──────── Excerpt ────────

Applicants must include information regarding the ability of the proposed awardee(s) to pay Medicare for any spending during the episode in excess of the target price (in retrospective models) and to pay Medicare for any increases in spending in excess of the risk threshold for the trended historical baseline during the post-episode monitoring period (for all models) and episode monitoring period (for Model 1). This must include enforceable assurances of each awardee’s ability to pay Medicare. This assurance could be an irrevocable letter of credit for the full amount of risk undertaken or any similarly enforceable mechanism that covers the full amount of risk.

Additional Information

Providers participating in Accountable Care Organizations are welcome to use this opportunity to improve care coordination and the quality of care. For more information on applicant eligibility, please review the “Conditions of Participation” section of the RFA. Applicants will also be required to plan and implement quality assurance and improvement activities as a condition of participation in this initiative and participate in CMS quality monitoring by reporting appropriate quality measures.

During the demonstration, CMS will carefully monitor the program to ensure improved clinical quality, patient experience, and outcomes of care throughout participation in the initiative. Applicants will be required to propose strong patient protections that preserve beneficiary choice in seeking care from the provider of their choice.

──────── Given data ────────

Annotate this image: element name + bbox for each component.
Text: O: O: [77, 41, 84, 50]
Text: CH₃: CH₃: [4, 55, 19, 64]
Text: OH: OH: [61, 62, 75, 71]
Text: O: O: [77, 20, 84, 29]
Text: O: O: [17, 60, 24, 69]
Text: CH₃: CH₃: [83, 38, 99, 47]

────────

▸ **What you are asked to do**: In the excerpt on applicant requirements, what is one example of an assurance of an awardee's ability to pay Medicare?

▸ **Written solution**: An irrevocable letter of credit for the full amount of risk undertaken.